Direction: Retype the material that follows, keeping every word as it is.

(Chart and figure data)
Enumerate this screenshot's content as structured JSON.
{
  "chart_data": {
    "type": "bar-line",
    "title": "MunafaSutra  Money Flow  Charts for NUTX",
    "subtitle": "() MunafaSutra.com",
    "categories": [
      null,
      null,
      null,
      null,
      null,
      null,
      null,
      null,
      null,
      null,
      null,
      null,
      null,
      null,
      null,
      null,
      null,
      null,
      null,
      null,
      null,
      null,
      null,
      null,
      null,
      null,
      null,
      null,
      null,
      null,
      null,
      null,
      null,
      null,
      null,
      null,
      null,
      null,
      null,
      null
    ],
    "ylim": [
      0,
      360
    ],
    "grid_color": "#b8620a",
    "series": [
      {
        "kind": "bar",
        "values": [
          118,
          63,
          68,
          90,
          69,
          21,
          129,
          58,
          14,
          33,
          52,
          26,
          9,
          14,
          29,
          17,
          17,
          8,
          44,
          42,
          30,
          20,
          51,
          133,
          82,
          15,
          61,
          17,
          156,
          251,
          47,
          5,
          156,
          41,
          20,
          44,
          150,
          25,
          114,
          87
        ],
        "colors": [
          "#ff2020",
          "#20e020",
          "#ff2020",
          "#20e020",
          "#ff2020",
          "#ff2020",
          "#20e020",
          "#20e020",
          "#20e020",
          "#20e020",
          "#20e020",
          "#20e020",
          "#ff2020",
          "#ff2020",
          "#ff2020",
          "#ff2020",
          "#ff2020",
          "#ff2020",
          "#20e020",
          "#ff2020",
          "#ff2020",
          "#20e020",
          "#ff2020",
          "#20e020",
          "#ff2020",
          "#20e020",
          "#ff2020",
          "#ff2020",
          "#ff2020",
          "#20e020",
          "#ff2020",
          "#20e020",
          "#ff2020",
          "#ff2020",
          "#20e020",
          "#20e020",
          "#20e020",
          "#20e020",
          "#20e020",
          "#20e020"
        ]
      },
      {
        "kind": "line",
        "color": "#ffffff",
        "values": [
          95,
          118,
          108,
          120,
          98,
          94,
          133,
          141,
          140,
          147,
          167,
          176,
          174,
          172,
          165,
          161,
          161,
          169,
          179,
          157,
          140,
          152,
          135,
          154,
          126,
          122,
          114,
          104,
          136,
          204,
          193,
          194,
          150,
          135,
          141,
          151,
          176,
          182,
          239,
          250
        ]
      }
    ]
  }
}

Answer to this task:
Enumerate this screenshot's content as structured JSON.
{
  "chart_data": {
    "type": "bar-line",
    "title": "MunafaSutra  Money Flow  Charts for NUTX",
    "subtitle": "() MunafaSutra.com",
    "categories": [
      null,
      null,
      null,
      null,
      null,
      null,
      null,
      null,
      null,
      null,
      null,
      null,
      null,
      null,
      null,
      null,
      null,
      null,
      null,
      null,
      null,
      null,
      null,
      null,
      null,
      null,
      null,
      null,
      null,
      null,
      null,
      null,
      null,
      null,
      null,
      null,
      null,
      null,
      null,
      null
    ],
    "ylim": [
      0,
      360
    ],
    "grid_color": "#b8620a",
    "series": [
      {
        "kind": "bar",
        "values": [
          118,
          63,
          68,
          90,
          69,
          21,
          129,
          58,
          14,
          33,
          52,
          26,
          9,
          14,
          29,
          17,
          17,
          8,
          44,
          42,
          30,
          20,
          51,
          133,
          82,
          15,
          61,
          17,
          156,
          251,
          47,
          5,
          156,
          41,
          20,
          44,
          150,
          25,
          114,
          87
        ],
        "colors": [
          "#ff2020",
          "#20e020",
          "#ff2020",
          "#20e020",
          "#ff2020",
          "#ff2020",
          "#20e020",
          "#20e020",
          "#20e020",
          "#20e020",
          "#20e020",
          "#20e020",
          "#ff2020",
          "#ff2020",
          "#ff2020",
          "#ff2020",
          "#ff2020",
          "#ff2020",
          "#20e020",
          "#ff2020",
          "#ff2020",
          "#20e020",
          "#ff2020",
          "#20e020",
          "#ff2020",
          "#20e020",
          "#ff2020",
          "#ff2020",
          "#ff2020",
          "#20e020",
          "#ff2020",
          "#20e020",
          "#ff2020",
          "#ff2020",
          "#20e020",
          "#20e020",
          "#20e020",
          "#20e020",
          "#20e020",
          "#20e020"
        ]
      },
      {
        "kind": "line",
        "color": "#ffffff",
        "values": [
          95,
          118,
          108,
          120,
          98,
          94,
          133,
          141,
          140,
          147,
          167,
          176,
          174,
          172,
          165,
          161,
          161,
          169,
          179,
          157,
          140,
          152,
          135,
          154,
          126,
          122,
          114,
          104,
          136,
          204,
          193,
          194,
          150,
          135,
          141,
          151,
          176,
          182,
          239,
          250
        ]
      }
    ]
  }
}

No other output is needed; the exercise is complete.